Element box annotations

________________________________________

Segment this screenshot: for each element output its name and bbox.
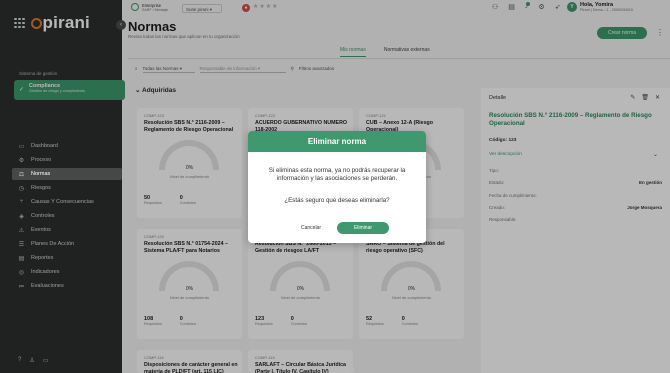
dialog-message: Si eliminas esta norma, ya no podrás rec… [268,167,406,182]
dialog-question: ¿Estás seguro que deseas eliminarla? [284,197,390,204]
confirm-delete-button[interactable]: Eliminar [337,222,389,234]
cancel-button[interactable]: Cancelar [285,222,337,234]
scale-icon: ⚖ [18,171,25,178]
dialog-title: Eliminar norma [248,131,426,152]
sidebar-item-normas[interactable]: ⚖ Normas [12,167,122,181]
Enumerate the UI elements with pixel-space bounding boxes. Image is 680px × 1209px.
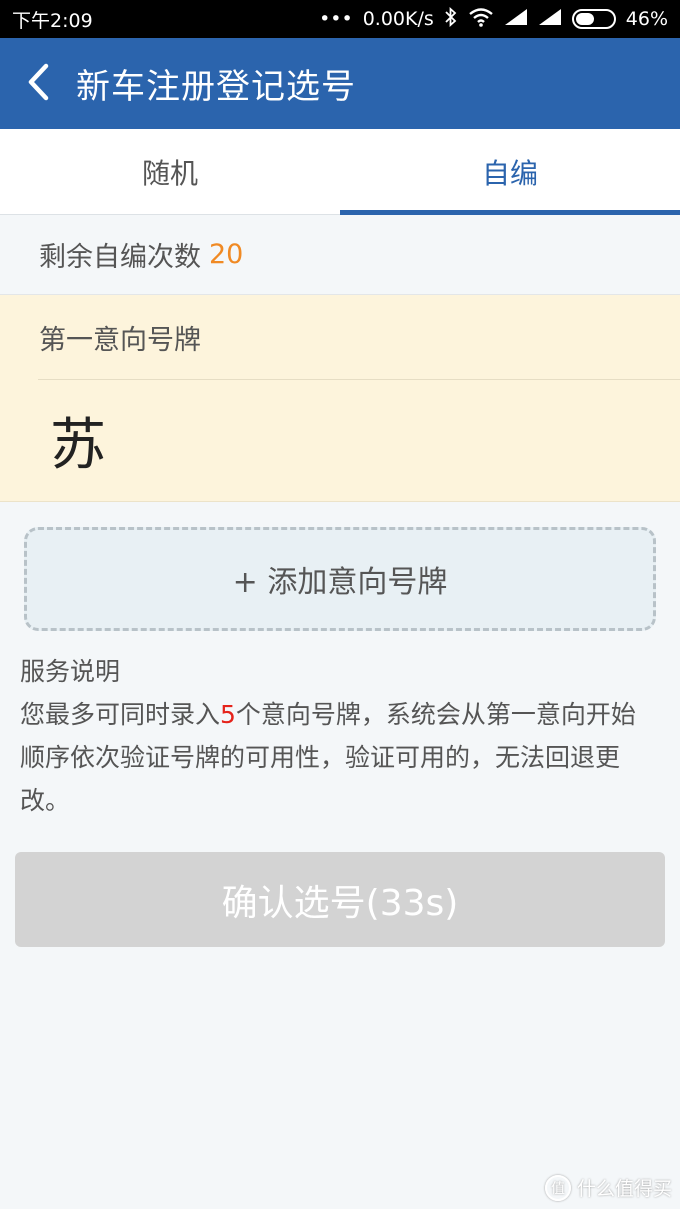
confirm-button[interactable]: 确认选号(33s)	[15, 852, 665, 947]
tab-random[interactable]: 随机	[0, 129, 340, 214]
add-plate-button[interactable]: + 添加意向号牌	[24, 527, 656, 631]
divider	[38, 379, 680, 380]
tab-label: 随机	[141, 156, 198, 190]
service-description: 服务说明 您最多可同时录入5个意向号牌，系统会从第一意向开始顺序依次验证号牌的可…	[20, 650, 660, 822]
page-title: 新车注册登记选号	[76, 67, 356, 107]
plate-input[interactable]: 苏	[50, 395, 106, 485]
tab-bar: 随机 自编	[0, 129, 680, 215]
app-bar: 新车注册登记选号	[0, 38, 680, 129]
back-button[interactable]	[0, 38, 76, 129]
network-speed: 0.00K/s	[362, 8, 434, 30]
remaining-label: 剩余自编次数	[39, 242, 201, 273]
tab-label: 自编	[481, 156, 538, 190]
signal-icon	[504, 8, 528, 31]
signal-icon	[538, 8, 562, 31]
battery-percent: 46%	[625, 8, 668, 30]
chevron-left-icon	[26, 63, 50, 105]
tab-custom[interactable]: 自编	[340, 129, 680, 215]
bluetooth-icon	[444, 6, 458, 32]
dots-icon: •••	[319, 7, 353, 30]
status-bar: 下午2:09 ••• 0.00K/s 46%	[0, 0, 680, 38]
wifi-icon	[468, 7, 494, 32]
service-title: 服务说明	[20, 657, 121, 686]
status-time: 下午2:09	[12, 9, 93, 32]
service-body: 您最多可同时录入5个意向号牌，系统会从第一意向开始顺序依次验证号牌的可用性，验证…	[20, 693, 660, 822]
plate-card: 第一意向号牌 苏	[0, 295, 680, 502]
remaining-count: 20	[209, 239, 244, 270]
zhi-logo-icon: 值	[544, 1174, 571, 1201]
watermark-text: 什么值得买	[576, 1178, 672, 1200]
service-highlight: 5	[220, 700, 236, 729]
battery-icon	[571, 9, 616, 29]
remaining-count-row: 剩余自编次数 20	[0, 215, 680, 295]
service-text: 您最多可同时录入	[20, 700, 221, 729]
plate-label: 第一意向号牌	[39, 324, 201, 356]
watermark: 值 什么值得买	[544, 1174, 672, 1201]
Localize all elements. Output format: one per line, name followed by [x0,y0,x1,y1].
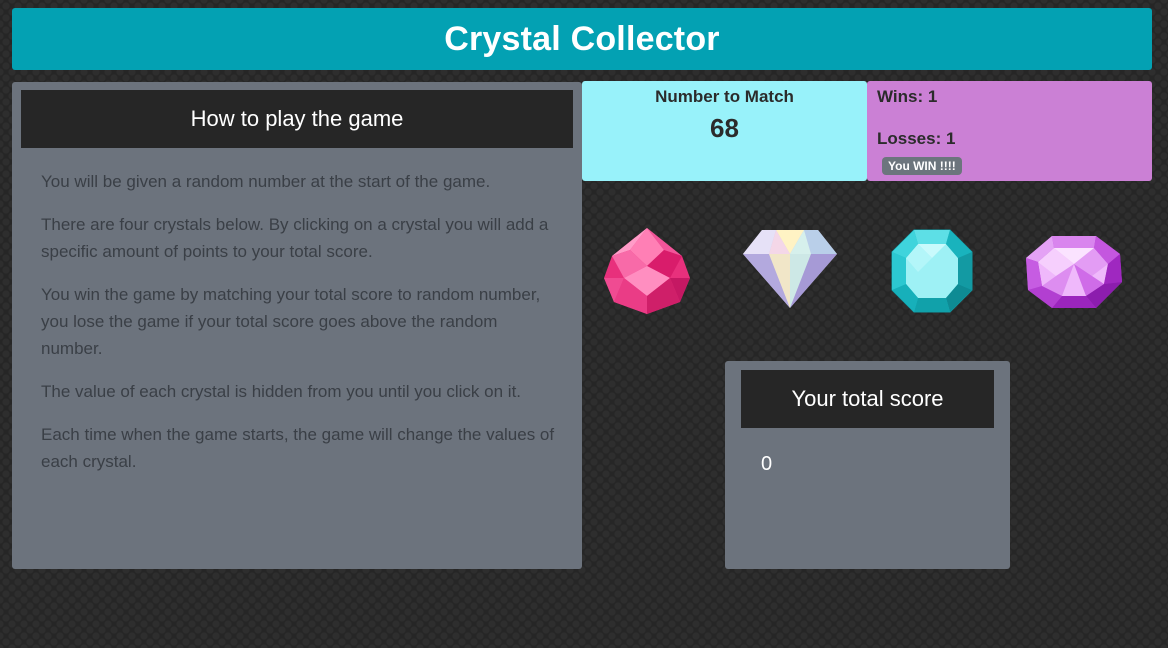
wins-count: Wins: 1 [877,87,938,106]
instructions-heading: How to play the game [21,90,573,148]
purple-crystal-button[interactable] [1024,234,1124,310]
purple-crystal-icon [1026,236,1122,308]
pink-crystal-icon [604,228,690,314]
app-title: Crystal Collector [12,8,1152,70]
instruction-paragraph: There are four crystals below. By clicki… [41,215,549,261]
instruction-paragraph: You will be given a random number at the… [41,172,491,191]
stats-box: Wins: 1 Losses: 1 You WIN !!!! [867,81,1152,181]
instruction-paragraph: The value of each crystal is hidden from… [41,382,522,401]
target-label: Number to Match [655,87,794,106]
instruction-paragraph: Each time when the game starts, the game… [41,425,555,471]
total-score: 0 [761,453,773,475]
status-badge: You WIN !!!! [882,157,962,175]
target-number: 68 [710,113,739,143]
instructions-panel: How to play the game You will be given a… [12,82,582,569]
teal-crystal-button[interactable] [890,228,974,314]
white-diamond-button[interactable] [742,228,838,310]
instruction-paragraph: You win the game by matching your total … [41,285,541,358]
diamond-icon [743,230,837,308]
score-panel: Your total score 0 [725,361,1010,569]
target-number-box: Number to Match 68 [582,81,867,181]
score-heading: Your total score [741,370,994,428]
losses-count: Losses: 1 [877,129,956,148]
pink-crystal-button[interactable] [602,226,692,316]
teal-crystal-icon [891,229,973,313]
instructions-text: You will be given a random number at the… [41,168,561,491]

________________________________________

**Do this**:
Reproduce the records with "bbox" swapped for "bounding box" and nothing else changed, leaving out the pictures.

**Worked answer**:
Segment this screenshot: for each element output its name and bounding box.
dialog-message: Si eliminas esta norma, ya no podrás rec… [268,167,406,182]
dialog-question: ¿Estás seguro que deseas eliminarla? [284,197,390,204]
confirm-delete-button[interactable]: Eliminar [337,222,389,234]
cancel-button[interactable]: Cancelar [285,222,337,234]
scale-icon: ⚖ [18,171,25,178]
dialog-title: Eliminar norma [248,131,426,152]
sidebar-item-normas[interactable]: ⚖ Normas [12,167,122,181]
Enumerate the UI elements with pixel-space bounding boxes. Image is 680px × 1209px.
confirm-button[interactable]: 确认选号(33s)	[15, 852, 665, 947]
tab-random[interactable]: 随机	[0, 129, 340, 214]
add-plate-button[interactable]: + 添加意向号牌	[24, 527, 656, 631]
divider	[38, 379, 680, 380]
tab-label: 随机	[141, 156, 198, 190]
service-description: 服务说明 您最多可同时录入5个意向号牌，系统会从第一意向开始顺序依次验证号牌的可…	[20, 650, 660, 822]
page-title: 新车注册登记选号	[76, 67, 356, 107]
plate-input[interactable]: 苏	[50, 395, 106, 485]
tab-bar: 随机 自编	[0, 129, 680, 215]
app-bar: 新车注册登记选号	[0, 38, 680, 129]
back-button[interactable]	[0, 38, 76, 129]
network-speed: 0.00K/s	[362, 8, 434, 30]
remaining-label: 剩余自编次数	[39, 242, 201, 273]
tab-label: 自编	[481, 156, 538, 190]
signal-icon	[504, 8, 528, 31]
signal-icon	[538, 8, 562, 31]
battery-percent: 46%	[625, 8, 668, 30]
chevron-left-icon	[26, 63, 50, 105]
tab-custom[interactable]: 自编	[340, 129, 680, 215]
bluetooth-icon	[444, 6, 458, 32]
dots-icon: •••	[319, 7, 353, 30]
status-bar: 下午2:09 ••• 0.00K/s 46%	[0, 0, 680, 38]
wifi-icon	[468, 7, 494, 32]
service-title: 服务说明	[20, 657, 121, 686]
status-time: 下午2:09	[12, 9, 93, 32]
service-body: 您最多可同时录入5个意向号牌，系统会从第一意向开始顺序依次验证号牌的可用性，验证…	[20, 693, 660, 822]
plate-card: 第一意向号牌 苏	[0, 295, 680, 502]
remaining-count: 20	[209, 239, 244, 270]
zhi-logo-icon: 值	[544, 1174, 571, 1201]
watermark-text: 什么值得买	[576, 1178, 672, 1200]
service-highlight: 5	[220, 700, 236, 729]
battery-icon	[571, 9, 616, 29]
remaining-count-row: 剩余自编次数 20	[0, 215, 680, 295]
service-text: 您最多可同时录入	[20, 700, 221, 729]
plate-label: 第一意向号牌	[39, 324, 201, 356]
watermark: 值 什么值得买	[544, 1174, 672, 1201]
Localize all elements. Output format: one per line, name followed by [x0,y0,x1,y1].
wins-count: Wins: 1 [877,87,938,106]
instructions-heading: How to play the game [21,90,573,148]
purple-crystal-button[interactable] [1024,234,1124,310]
purple-crystal-icon [1026,236,1122,308]
pink-crystal-icon [604,228,690,314]
app-title: Crystal Collector [12,8,1152,70]
instruction-paragraph: There are four crystals below. By clicki… [41,215,549,261]
instruction-paragraph: You will be given a random number at the… [41,172,491,191]
stats-box: Wins: 1 Losses: 1 You WIN !!!! [867,81,1152,181]
instruction-paragraph: The value of each crystal is hidden from… [41,382,522,401]
target-label: Number to Match [655,87,794,106]
instruction-paragraph: Each time when the game starts, the game… [41,425,555,471]
total-score: 0 [761,453,773,475]
status-badge: You WIN !!!! [882,157,962,175]
target-number: 68 [710,113,739,143]
instructions-panel: How to play the game You will be given a… [12,82,582,569]
teal-crystal-button[interactable] [890,228,974,314]
white-diamond-button[interactable] [742,228,838,310]
instruction-paragraph: You win the game by matching your total … [41,285,541,358]
diamond-icon [743,230,837,308]
score-panel: Your total score 0 [725,361,1010,569]
target-number-box: Number to Match 68 [582,81,867,181]
score-heading: Your total score [741,370,994,428]
losses-count: Losses: 1 [877,129,956,148]
pink-crystal-button[interactable] [602,226,692,316]
teal-crystal-icon [891,229,973,313]
instructions-text: You will be given a random number at the… [41,168,561,491]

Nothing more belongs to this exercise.